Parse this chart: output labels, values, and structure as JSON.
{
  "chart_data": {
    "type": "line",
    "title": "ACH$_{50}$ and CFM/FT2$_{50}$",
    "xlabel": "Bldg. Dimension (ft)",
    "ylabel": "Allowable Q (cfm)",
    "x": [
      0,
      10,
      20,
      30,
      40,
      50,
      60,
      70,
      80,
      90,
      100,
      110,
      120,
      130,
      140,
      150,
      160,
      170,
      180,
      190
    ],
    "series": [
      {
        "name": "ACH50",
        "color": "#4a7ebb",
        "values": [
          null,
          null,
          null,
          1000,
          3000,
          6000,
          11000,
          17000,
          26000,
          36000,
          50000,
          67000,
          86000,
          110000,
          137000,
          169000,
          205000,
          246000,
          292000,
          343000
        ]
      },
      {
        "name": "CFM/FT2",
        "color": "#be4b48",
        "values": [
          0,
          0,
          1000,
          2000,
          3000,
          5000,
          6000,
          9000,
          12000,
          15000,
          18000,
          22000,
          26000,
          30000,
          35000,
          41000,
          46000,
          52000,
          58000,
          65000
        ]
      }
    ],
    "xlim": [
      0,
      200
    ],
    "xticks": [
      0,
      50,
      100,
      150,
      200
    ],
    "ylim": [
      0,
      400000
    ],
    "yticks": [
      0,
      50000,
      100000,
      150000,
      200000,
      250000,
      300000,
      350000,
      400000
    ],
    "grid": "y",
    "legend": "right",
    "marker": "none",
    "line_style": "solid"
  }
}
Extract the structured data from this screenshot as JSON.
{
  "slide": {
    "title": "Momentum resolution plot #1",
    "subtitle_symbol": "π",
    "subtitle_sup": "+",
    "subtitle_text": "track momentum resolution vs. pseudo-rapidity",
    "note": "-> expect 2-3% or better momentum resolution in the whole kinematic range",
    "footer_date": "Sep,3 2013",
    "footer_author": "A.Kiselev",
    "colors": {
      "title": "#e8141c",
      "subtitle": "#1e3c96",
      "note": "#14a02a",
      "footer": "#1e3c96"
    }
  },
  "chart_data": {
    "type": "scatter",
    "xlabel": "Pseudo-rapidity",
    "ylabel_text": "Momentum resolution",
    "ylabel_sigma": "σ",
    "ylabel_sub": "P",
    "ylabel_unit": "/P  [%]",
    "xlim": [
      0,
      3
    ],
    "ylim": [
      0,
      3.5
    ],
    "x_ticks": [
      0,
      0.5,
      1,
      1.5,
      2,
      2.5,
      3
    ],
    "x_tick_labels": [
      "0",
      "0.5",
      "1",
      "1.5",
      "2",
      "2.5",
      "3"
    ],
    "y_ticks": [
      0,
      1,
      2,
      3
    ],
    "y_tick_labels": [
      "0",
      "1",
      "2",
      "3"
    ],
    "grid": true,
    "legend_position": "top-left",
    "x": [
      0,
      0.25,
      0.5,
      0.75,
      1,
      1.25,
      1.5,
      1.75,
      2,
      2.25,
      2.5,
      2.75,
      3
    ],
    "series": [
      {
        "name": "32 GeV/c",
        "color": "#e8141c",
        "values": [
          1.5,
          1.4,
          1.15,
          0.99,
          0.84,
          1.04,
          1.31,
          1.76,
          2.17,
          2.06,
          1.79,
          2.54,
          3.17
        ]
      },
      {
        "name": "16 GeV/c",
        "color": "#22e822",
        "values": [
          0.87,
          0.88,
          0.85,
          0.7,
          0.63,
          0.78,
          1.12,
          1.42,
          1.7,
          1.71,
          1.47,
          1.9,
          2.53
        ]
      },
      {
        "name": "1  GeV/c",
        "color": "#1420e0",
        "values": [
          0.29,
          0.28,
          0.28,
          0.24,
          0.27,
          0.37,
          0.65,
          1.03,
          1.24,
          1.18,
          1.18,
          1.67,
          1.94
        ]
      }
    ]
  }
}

•••••

Your task is to print all of the records exactly.

Parse this chart: output labels, values, and structure as JSON.
{
  "chart_data": {
    "type": "line",
    "title": "ACH$_{50}$ and CFM/FT2$_{50}$",
    "xlabel": "Bldg. Dimension (ft)",
    "ylabel": "Allowable Q (cfm)",
    "x": [
      0,
      10,
      20,
      30,
      40,
      50,
      60,
      70,
      80,
      90,
      100,
      110,
      120,
      130,
      140,
      150,
      160,
      170,
      180,
      190
    ],
    "series": [
      {
        "name": "ACH50",
        "color": "#4a7ebb",
        "values": [
          null,
          null,
          null,
          1000,
          3000,
          6000,
          11000,
          17000,
          26000,
          36000,
          50000,
          67000,
          86000,
          110000,
          137000,
          169000,
          205000,
          246000,
          292000,
          343000
        ]
      },
      {
        "name": "CFM/FT2",
        "color": "#be4b48",
        "values": [
          0,
          0,
          1000,
          2000,
          3000,
          5000,
          6000,
          9000,
          12000,
          15000,
          18000,
          22000,
          26000,
          30000,
          35000,
          41000,
          46000,
          52000,
          58000,
          65000
        ]
      }
    ],
    "xlim": [
      0,
      200
    ],
    "xticks": [
      0,
      50,
      100,
      150,
      200
    ],
    "ylim": [
      0,
      400000
    ],
    "yticks": [
      0,
      50000,
      100000,
      150000,
      200000,
      250000,
      300000,
      350000,
      400000
    ],
    "grid": "y",
    "legend": "right",
    "marker": "none",
    "line_style": "solid"
  }
}
Extract the structured data from this screenshot as JSON.
{
  "slide": {
    "title": "Momentum resolution plot #1",
    "subtitle_symbol": "π",
    "subtitle_sup": "+",
    "subtitle_text": "track momentum resolution vs. pseudo-rapidity",
    "note": "-> expect 2-3% or better momentum resolution in the whole kinematic range",
    "footer_date": "Sep,3 2013",
    "footer_author": "A.Kiselev",
    "colors": {
      "title": "#e8141c",
      "subtitle": "#1e3c96",
      "note": "#14a02a",
      "footer": "#1e3c96"
    }
  },
  "chart_data": {
    "type": "scatter",
    "xlabel": "Pseudo-rapidity",
    "ylabel_text": "Momentum resolution",
    "ylabel_sigma": "σ",
    "ylabel_sub": "P",
    "ylabel_unit": "/P  [%]",
    "xlim": [
      0,
      3
    ],
    "ylim": [
      0,
      3.5
    ],
    "x_ticks": [
      0,
      0.5,
      1,
      1.5,
      2,
      2.5,
      3
    ],
    "x_tick_labels": [
      "0",
      "0.5",
      "1",
      "1.5",
      "2",
      "2.5",
      "3"
    ],
    "y_ticks": [
      0,
      1,
      2,
      3
    ],
    "y_tick_labels": [
      "0",
      "1",
      "2",
      "3"
    ],
    "grid": true,
    "legend_position": "top-left",
    "x": [
      0,
      0.25,
      0.5,
      0.75,
      1,
      1.25,
      1.5,
      1.75,
      2,
      2.25,
      2.5,
      2.75,
      3
    ],
    "series": [
      {
        "name": "32 GeV/c",
        "color": "#e8141c",
        "values": [
          1.5,
          1.4,
          1.15,
          0.99,
          0.84,
          1.04,
          1.31,
          1.76,
          2.17,
          2.06,
          1.79,
          2.54,
          3.17
        ]
      },
      {
        "name": "16 GeV/c",
        "color": "#22e822",
        "values": [
          0.87,
          0.88,
          0.85,
          0.7,
          0.63,
          0.78,
          1.12,
          1.42,
          1.7,
          1.71,
          1.47,
          1.9,
          2.53
        ]
      },
      {
        "name": "1  GeV/c",
        "color": "#1420e0",
        "values": [
          0.29,
          0.28,
          0.28,
          0.24,
          0.27,
          0.37,
          0.65,
          1.03,
          1.24,
          1.18,
          1.18,
          1.67,
          1.94
        ]
      }
    ]
  }
}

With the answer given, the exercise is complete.